=== RECORDS SHOWN ===
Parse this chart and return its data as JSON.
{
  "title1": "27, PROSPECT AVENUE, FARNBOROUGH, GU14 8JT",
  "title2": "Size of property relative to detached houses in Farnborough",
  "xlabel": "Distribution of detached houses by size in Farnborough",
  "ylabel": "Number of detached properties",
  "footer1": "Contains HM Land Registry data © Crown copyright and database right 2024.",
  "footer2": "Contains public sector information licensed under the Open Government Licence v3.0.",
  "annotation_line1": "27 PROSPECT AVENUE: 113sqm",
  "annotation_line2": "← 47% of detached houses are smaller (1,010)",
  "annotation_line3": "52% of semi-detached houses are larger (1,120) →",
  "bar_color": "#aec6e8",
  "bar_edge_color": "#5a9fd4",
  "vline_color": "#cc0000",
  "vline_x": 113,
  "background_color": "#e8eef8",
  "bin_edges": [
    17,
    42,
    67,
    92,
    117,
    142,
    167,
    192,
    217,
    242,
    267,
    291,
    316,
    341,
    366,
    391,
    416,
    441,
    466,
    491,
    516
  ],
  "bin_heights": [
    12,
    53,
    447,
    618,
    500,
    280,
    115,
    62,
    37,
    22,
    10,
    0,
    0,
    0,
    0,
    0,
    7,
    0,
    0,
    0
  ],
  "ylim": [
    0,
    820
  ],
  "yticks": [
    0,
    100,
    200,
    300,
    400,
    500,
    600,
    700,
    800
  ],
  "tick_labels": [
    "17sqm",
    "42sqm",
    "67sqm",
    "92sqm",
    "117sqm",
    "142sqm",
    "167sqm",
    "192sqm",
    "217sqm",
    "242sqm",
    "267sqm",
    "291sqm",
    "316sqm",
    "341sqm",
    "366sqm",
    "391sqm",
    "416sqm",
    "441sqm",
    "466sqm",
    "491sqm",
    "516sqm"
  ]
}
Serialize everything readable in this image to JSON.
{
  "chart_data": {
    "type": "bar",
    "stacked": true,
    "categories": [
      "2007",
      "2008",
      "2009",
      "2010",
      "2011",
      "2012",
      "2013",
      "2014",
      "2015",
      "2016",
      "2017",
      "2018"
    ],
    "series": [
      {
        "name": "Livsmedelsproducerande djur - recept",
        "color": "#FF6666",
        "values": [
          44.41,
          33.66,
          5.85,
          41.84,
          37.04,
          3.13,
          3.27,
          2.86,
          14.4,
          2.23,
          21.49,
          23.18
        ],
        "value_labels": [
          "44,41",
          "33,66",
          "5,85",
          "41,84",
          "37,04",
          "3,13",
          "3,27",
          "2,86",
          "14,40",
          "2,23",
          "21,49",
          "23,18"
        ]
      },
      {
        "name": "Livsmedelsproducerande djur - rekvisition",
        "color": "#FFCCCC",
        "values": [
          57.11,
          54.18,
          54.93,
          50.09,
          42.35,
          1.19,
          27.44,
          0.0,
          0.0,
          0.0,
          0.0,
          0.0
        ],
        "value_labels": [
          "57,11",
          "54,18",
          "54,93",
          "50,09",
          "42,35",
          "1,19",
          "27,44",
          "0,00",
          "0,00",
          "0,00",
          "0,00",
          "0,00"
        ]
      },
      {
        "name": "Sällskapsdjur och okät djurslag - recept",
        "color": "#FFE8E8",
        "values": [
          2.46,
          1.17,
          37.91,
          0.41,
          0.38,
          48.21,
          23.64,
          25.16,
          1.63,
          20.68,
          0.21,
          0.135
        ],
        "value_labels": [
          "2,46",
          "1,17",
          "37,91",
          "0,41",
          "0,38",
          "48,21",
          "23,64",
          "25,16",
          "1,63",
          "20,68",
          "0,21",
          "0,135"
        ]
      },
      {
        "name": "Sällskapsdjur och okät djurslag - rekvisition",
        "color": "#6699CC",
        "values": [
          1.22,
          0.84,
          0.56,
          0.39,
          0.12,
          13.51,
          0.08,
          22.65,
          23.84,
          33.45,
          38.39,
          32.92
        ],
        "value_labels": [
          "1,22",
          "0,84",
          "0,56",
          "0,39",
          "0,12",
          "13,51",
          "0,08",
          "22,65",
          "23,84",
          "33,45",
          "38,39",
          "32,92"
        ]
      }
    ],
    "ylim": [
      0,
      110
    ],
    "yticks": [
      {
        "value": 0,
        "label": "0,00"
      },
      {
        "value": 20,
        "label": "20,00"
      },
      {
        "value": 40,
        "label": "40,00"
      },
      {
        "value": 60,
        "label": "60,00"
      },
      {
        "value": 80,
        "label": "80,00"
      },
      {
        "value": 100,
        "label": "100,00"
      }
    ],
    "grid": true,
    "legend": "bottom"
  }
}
===
### TASK INSTRUCTIONS
Your task is to transcribe the listing above in full, exactly as given.

### RESULT OF THIS EXERCISE
Parse this chart and return its data as JSON.
{
  "title1": "27, PROSPECT AVENUE, FARNBOROUGH, GU14 8JT",
  "title2": "Size of property relative to detached houses in Farnborough",
  "xlabel": "Distribution of detached houses by size in Farnborough",
  "ylabel": "Number of detached properties",
  "footer1": "Contains HM Land Registry data © Crown copyright and database right 2024.",
  "footer2": "Contains public sector information licensed under the Open Government Licence v3.0.",
  "annotation_line1": "27 PROSPECT AVENUE: 113sqm",
  "annotation_line2": "← 47% of detached houses are smaller (1,010)",
  "annotation_line3": "52% of semi-detached houses are larger (1,120) →",
  "bar_color": "#aec6e8",
  "bar_edge_color": "#5a9fd4",
  "vline_color": "#cc0000",
  "vline_x": 113,
  "background_color": "#e8eef8",
  "bin_edges": [
    17,
    42,
    67,
    92,
    117,
    142,
    167,
    192,
    217,
    242,
    267,
    291,
    316,
    341,
    366,
    391,
    416,
    441,
    466,
    491,
    516
  ],
  "bin_heights": [
    12,
    53,
    447,
    618,
    500,
    280,
    115,
    62,
    37,
    22,
    10,
    0,
    0,
    0,
    0,
    0,
    7,
    0,
    0,
    0
  ],
  "ylim": [
    0,
    820
  ],
  "yticks": [
    0,
    100,
    200,
    300,
    400,
    500,
    600,
    700,
    800
  ],
  "tick_labels": [
    "17sqm",
    "42sqm",
    "67sqm",
    "92sqm",
    "117sqm",
    "142sqm",
    "167sqm",
    "192sqm",
    "217sqm",
    "242sqm",
    "267sqm",
    "291sqm",
    "316sqm",
    "341sqm",
    "366sqm",
    "391sqm",
    "416sqm",
    "441sqm",
    "466sqm",
    "491sqm",
    "516sqm"
  ]
}
Serialize everything readable in this image to JSON.
{
  "chart_data": {
    "type": "bar",
    "stacked": true,
    "categories": [
      "2007",
      "2008",
      "2009",
      "2010",
      "2011",
      "2012",
      "2013",
      "2014",
      "2015",
      "2016",
      "2017",
      "2018"
    ],
    "series": [
      {
        "name": "Livsmedelsproducerande djur - recept",
        "color": "#FF6666",
        "values": [
          44.41,
          33.66,
          5.85,
          41.84,
          37.04,
          3.13,
          3.27,
          2.86,
          14.4,
          2.23,
          21.49,
          23.18
        ],
        "value_labels": [
          "44,41",
          "33,66",
          "5,85",
          "41,84",
          "37,04",
          "3,13",
          "3,27",
          "2,86",
          "14,40",
          "2,23",
          "21,49",
          "23,18"
        ]
      },
      {
        "name": "Livsmedelsproducerande djur - rekvisition",
        "color": "#FFCCCC",
        "values": [
          57.11,
          54.18,
          54.93,
          50.09,
          42.35,
          1.19,
          27.44,
          0.0,
          0.0,
          0.0,
          0.0,
          0.0
        ],
        "value_labels": [
          "57,11",
          "54,18",
          "54,93",
          "50,09",
          "42,35",
          "1,19",
          "27,44",
          "0,00",
          "0,00",
          "0,00",
          "0,00",
          "0,00"
        ]
      },
      {
        "name": "Sällskapsdjur och okät djurslag - recept",
        "color": "#FFE8E8",
        "values": [
          2.46,
          1.17,
          37.91,
          0.41,
          0.38,
          48.21,
          23.64,
          25.16,
          1.63,
          20.68,
          0.21,
          0.135
        ],
        "value_labels": [
          "2,46",
          "1,17",
          "37,91",
          "0,41",
          "0,38",
          "48,21",
          "23,64",
          "25,16",
          "1,63",
          "20,68",
          "0,21",
          "0,135"
        ]
      },
      {
        "name": "Sällskapsdjur och okät djurslag - rekvisition",
        "color": "#6699CC",
        "values": [
          1.22,
          0.84,
          0.56,
          0.39,
          0.12,
          13.51,
          0.08,
          22.65,
          23.84,
          33.45,
          38.39,
          32.92
        ],
        "value_labels": [
          "1,22",
          "0,84",
          "0,56",
          "0,39",
          "0,12",
          "13,51",
          "0,08",
          "22,65",
          "23,84",
          "33,45",
          "38,39",
          "32,92"
        ]
      }
    ],
    "ylim": [
      0,
      110
    ],
    "yticks": [
      {
        "value": 0,
        "label": "0,00"
      },
      {
        "value": 20,
        "label": "20,00"
      },
      {
        "value": 40,
        "label": "40,00"
      },
      {
        "value": 60,
        "label": "60,00"
      },
      {
        "value": 80,
        "label": "80,00"
      },
      {
        "value": 100,
        "label": "100,00"
      }
    ],
    "grid": true,
    "legend": "bottom"
  }
}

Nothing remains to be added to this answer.